>> Begin

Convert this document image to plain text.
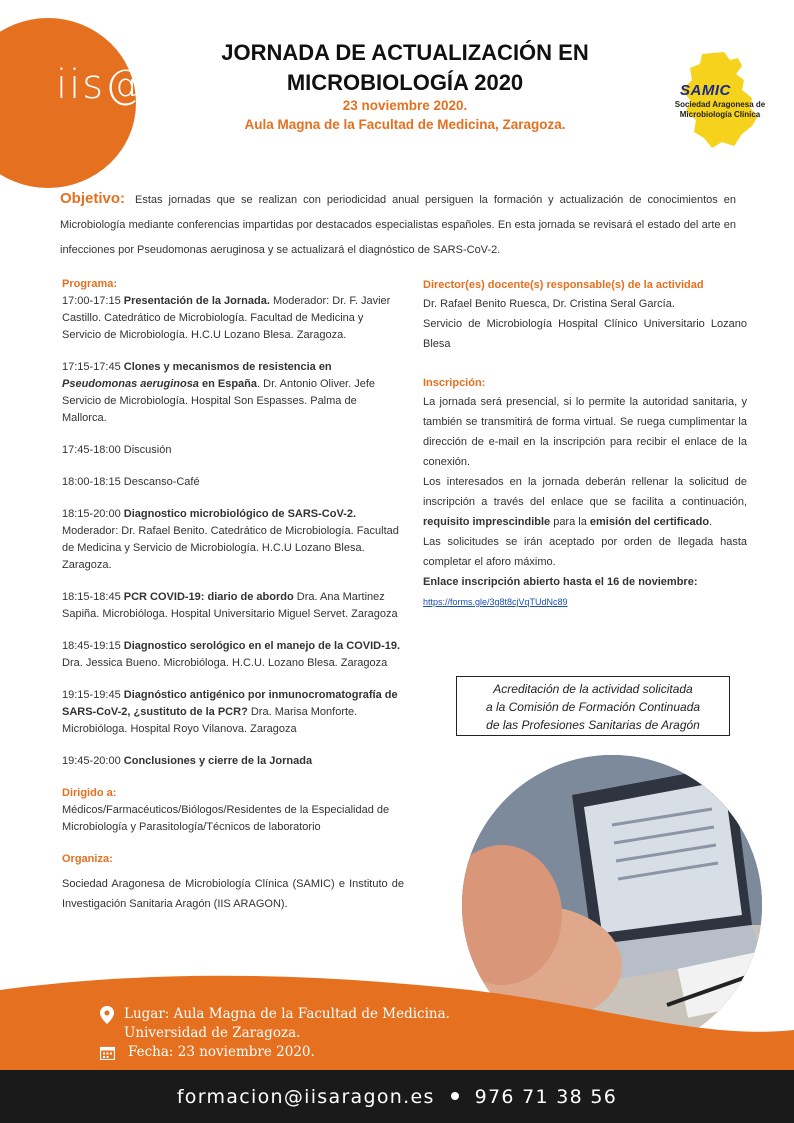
iis@.
JORNADA DE ACTUALIZACIÓN EN
MICROBIOLOGÍA 2020
23 noviembre 2020.
Aula Magna de la Facultad de Medicina, Zaragoza.
SAMIC
Sociedad Aragonesa de Microbiología Clínica
Objetivo: Estas jornadas que se realizan con periodicidad anual persiguen la formación y actualización de conocimientos en Microbiología mediante conferencias impartidas por destacados especialistas españoles. En esta jornada se revisará el estado del arte en infecciones por Pseudomonas aeruginosa y se actualizará el diagnóstico de SARS-CoV-2.
Programa:
17:00-17:15 Presentación de la Jornada. Moderador: Dr. F. Javier Castillo. Catedrático de Microbiología. Facultad de Medicina y Servicio de Microbiología. H.C.U Lozano Blesa. Zaragoza.
17:15-17:45 Clones y mecanismos de resistencia en Pseudomonas aeruginosa en España. Dr. Antonio Oliver. Jefe Servicio de Microbiología. Hospital Son Espasses. Palma de Mallorca.
17:45-18:00 Discusión
18:00-18:15 Descanso-Café
18:15-20:00 Diagnostico microbiológico de SARS-CoV-2. Moderador: Dr. Rafael Benito. Catedrático de Microbiología. Facultad de Medicina y Servicio de Microbiología. H.C.U Lozano Blesa. Zaragoza.
18:15-18:45 PCR COVID-19: diario de abordo Dra. Ana Martinez Sapiña. Microbióloga. Hospital Universitario Miguel Servet. Zaragoza
18:45-19:15 Diagnostico serológico en el manejo de la COVID-19. Dra. Jessica Bueno. Microbióloga. H.C.U. Lozano Blesa. Zaragoza
19:15-19:45 Diagnóstico antigénico por inmunocromatografía de SARS-CoV-2, ¿sustituto de la PCR? Dra. Marisa Monforte. Microbióloga. Hospital Royo Vilanova. Zaragoza
19:45-20:00 Conclusiones y cierre de la Jornada
Dirigido a:
Médicos/Farmacéuticos/Biólogos/Residentes de la Especialidad de Microbiología y Parasitología/Técnicos de laboratorio
Organiza:
Sociedad Aragonesa de Microbiología Clínica (SAMIC) e Instituto de Investigación Sanitaria Aragón (IIS ARAGON).
Director(es) docente(s) responsable(s) de la actividad
Dr. Rafael Benito Ruesca, Dr. Cristina Seral García.
Servicio de Microbiología Hospital Clínico Universitario Lozano Blesa
Inscripción:
La jornada será presencial, si lo permite la autoridad sanitaria, y también se transmitirá de forma virtual. Se ruega cumplimentar la dirección de e-mail en la inscripción para recibir el enlace de la conexión.
Los interesados en la jornada deberán rellenar la solicitud de inscripción a través del enlace que se facilita a continuación, requisito imprescindible para la emisión del certificado.
Las solicitudes se irán aceptado por orden de llegada hasta completar el aforo máximo.
Enlace inscripción abierto hasta el 16 de noviembre:
https://forms.gle/3g8t8cjVqTUdNc89
Acreditación de la actividad solicitada
a la Comisión de Formación Continuada
de las Profesiones Sanitarias de Aragón
Lugar: Aula Magna de la Facultad de Medicina.
Universidad de Zaragoza.
Fecha: 23 noviembre 2020.
formacion@iisaragon.es 976 71 38 56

>> End

What you are asked to do — Select and copy every line of the listing with the word "Zaragoza".

The result —
Aula Magna de la Facultad de Medicina, Zaragoza.
17:00-17:15 Presentación de la Jornada. Moderador: Dr. F. Javier Castillo. Catedrático de Microbiología. Facultad de Medicina y Servicio de Microbiología. H.C.U Lozano Blesa. Zaragoza.
18:15-20:00 Diagnostico microbiológico de SARS-CoV-2. Moderador: Dr. Rafael Benito. Catedrático de Microbiología. Facultad de Medicina y Servicio de Microbiología. H.C.U Lozano Blesa. Zaragoza.
18:15-18:45 PCR COVID-19: diario de abordo Dra. Ana Martinez Sapiña. Microbióloga. Hospital Universitario Miguel Servet. Zaragoza
18:45-19:15 Diagnostico serológico en el manejo de la COVID-19. Dra. Jessica Bueno. Microbióloga. H.C.U. Lozano Blesa. Zaragoza
19:15-19:45 Diagnóstico antigénico por inmunocromatografía de SARS-CoV-2, ¿sustituto de la PCR? Dra. Marisa Monforte. Microbióloga. Hospital Royo Vilanova. Zaragoza
Universidad de Zaragoza.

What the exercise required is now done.